» Exercise description
Every entry must be given again exactly.

---

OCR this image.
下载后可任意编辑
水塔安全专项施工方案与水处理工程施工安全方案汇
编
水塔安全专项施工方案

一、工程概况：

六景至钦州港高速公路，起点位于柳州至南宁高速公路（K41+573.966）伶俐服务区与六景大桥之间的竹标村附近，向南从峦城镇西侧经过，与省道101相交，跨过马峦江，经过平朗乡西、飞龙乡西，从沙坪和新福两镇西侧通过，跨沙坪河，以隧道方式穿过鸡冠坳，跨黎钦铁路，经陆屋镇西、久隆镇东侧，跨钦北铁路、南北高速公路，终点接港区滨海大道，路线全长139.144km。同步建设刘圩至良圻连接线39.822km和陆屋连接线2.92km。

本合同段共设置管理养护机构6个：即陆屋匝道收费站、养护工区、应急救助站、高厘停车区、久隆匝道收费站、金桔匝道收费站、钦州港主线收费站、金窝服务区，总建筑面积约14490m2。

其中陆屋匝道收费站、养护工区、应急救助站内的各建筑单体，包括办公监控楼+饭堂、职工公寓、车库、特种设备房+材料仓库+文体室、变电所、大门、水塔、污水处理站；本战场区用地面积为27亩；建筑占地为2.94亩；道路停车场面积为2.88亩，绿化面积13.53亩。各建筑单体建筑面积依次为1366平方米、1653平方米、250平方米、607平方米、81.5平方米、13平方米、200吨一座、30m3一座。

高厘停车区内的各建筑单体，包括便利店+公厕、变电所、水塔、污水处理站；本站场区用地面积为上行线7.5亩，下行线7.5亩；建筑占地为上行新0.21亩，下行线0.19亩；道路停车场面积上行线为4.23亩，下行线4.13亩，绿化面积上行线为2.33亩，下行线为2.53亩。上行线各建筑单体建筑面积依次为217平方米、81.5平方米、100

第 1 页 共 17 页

---

» Solution below
OCR this image.
下载后可任意编辑
水塔安全专项施工方案与水处理工程施工安全方案汇
编
水塔安全专项施工方案

一、工程概况：

六景至钦州港高速公路，起点位于柳州至南宁高速公路（K41+573.966）伶俐服务区与六景大桥之间的竹标村附近，向南从峦城镇西侧经过，与省道101相交，跨过马峦江，经过平朗乡西、飞龙乡西，从沙坪和新福两镇西侧通过，跨沙坪河，以隧道方式穿过鸡冠坳，跨黎钦铁路，经陆屋镇西、久隆镇东侧，跨钦北铁路、南北高速公路，终点接港区滨海大道，路线全长139.144km。同步建设刘圩至良圻连接线39.822km和陆屋连接线2.92km。

本合同段共设置管理养护机构6个：即陆屋匝道收费站、养护工区、应急救助站、高厘停车区、久隆匝道收费站、金桔匝道收费站、钦州港主线收费站、金窝服务区，总建筑面积约14490m2。

其中陆屋匝道收费站、养护工区、应急救助站内的各建筑单体，包括办公监控楼+饭堂、职工公寓、车库、特种设备房+材料仓库+文体室、变电所、大门、水塔、污水处理站；本战场区用地面积为27亩；建筑占地为2.94亩；道路停车场面积为2.88亩，绿化面积13.53亩。各建筑单体建筑面积依次为1366平方米、1653平方米、250平方米、607平方米、81.5平方米、13平方米、200吨一座、30m3一座。

高厘停车区内的各建筑单体，包括便利店+公厕、变电所、水塔、污水处理站；本站场区用地面积为上行线7.5亩，下行线7.5亩；建筑占地为上行新0.21亩，下行线0.19亩；道路停车场面积上行线为4.23亩，下行线4.13亩，绿化面积上行线为2.33亩，下行线为2.53亩。上行线各建筑单体建筑面积依次为217平方米、81.5平方米、100

第 1 页 共 17 页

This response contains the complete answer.